[DATA EXTRACT]
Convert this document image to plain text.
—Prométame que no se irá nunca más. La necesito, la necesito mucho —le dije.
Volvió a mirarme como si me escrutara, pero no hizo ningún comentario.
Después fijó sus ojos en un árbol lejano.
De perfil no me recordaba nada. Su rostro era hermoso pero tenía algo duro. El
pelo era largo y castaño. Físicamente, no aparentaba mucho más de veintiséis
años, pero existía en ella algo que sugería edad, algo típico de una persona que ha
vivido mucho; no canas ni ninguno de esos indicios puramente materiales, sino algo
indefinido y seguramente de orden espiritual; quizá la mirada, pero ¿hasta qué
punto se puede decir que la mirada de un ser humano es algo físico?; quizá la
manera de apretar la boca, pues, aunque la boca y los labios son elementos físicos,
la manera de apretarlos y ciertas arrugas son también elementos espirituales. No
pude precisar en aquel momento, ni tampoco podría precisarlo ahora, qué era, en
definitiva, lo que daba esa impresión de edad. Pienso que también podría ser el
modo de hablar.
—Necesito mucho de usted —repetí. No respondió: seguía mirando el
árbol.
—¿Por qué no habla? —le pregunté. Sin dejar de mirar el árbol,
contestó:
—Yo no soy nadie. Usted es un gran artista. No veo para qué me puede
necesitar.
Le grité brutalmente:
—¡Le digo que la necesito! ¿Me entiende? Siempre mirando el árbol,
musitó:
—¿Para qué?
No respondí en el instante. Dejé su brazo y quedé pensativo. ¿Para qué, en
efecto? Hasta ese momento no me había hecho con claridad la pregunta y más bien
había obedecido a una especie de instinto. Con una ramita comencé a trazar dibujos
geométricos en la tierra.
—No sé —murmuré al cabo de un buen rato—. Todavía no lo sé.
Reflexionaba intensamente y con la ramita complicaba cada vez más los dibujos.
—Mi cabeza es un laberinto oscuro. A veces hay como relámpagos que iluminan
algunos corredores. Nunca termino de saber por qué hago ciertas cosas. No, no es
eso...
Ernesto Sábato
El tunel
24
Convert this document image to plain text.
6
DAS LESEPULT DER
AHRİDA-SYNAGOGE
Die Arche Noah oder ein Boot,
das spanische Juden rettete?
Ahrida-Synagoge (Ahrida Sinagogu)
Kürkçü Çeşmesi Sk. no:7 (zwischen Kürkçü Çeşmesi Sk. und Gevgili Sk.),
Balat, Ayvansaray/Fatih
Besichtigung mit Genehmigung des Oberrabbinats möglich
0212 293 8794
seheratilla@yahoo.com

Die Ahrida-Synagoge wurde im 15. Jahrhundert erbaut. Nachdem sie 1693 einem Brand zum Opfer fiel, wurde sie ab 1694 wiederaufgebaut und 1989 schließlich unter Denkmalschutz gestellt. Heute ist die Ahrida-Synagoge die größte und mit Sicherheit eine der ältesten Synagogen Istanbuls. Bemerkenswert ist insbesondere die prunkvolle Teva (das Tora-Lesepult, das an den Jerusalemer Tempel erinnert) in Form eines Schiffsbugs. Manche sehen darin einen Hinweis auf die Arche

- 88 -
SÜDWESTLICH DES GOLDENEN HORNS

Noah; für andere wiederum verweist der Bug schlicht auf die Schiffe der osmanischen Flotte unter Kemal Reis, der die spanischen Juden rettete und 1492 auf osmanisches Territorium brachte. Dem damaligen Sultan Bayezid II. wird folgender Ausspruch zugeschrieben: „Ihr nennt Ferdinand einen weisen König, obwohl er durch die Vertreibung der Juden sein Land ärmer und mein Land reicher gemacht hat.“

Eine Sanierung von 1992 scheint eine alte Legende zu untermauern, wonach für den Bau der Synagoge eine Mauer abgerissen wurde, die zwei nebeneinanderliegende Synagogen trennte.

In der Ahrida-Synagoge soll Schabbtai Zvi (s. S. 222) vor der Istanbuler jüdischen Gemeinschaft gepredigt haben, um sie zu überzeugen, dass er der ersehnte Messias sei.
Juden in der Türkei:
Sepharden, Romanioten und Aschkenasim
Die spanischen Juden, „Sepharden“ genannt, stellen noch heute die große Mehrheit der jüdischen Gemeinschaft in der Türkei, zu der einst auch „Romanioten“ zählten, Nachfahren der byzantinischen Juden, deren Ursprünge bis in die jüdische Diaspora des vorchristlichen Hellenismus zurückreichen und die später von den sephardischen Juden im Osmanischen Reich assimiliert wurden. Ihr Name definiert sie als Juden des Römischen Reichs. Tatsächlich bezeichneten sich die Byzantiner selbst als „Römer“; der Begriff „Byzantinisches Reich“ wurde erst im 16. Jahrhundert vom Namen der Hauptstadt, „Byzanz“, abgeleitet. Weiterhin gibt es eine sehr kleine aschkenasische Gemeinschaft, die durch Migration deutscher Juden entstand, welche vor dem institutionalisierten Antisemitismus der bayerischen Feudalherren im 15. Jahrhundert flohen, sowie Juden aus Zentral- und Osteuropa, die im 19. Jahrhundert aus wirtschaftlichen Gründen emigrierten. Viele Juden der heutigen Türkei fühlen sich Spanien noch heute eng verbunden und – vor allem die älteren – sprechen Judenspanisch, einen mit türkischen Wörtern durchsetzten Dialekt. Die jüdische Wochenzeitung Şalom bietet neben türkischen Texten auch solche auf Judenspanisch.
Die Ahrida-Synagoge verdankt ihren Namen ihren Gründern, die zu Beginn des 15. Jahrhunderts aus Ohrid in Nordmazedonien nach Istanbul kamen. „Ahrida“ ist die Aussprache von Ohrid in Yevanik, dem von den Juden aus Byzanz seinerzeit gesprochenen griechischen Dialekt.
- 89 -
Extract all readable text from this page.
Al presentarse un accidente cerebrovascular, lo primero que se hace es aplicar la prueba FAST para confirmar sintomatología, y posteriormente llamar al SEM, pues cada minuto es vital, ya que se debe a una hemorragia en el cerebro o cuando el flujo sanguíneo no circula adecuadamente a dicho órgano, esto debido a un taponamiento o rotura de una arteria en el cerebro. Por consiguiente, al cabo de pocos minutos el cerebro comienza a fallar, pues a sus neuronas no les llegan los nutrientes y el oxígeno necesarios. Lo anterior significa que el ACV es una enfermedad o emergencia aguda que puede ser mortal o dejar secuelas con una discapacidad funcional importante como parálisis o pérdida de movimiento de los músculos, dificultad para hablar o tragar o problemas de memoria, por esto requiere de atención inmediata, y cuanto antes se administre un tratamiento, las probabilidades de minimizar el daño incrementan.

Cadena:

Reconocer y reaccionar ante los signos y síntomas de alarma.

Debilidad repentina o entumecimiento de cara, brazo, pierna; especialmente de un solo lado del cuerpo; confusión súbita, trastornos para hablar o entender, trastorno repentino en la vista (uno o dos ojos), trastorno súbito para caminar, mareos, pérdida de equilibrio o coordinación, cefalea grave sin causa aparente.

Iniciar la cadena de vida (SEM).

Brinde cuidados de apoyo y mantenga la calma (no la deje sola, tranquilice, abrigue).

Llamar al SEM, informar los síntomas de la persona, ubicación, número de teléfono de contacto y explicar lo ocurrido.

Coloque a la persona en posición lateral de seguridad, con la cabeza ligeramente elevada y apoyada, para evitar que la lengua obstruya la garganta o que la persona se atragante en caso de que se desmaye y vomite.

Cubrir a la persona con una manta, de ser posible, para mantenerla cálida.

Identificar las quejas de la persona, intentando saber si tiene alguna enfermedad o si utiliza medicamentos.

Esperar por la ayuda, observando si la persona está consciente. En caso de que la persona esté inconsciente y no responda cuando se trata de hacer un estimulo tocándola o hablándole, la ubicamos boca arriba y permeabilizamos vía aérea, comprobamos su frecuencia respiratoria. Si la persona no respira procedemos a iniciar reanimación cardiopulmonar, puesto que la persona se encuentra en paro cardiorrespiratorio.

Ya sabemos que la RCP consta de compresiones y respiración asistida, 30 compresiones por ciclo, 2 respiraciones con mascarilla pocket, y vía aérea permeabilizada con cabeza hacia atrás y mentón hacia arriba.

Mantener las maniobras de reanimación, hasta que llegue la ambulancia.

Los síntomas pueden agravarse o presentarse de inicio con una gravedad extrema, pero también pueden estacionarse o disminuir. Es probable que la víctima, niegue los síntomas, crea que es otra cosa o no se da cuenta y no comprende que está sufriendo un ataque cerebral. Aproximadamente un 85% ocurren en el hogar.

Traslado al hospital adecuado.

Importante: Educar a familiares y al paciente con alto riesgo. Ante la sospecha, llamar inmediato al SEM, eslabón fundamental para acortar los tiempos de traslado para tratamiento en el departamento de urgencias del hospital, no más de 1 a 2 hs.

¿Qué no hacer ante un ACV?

[WHAT TO PRODUCE]
Pick out the lines containing the string "hacer" and show them.

[THE REPLY]
Esperar por la ayuda, observando si la persona está consciente. En caso de que la persona esté inconsciente y no responda cuando se trata de hacer un estimulo tocándola o hablándole, la ubicamos boca arriba y permeabilizamos vía aérea, comprobamos su frecuencia respiratoria. Si la persona no respira procedemos a iniciar reanimación cardiopulmonar, puesto que la persona se encuentra en paro cardiorrespiratorio.
¿Qué no hacer ante un ACV?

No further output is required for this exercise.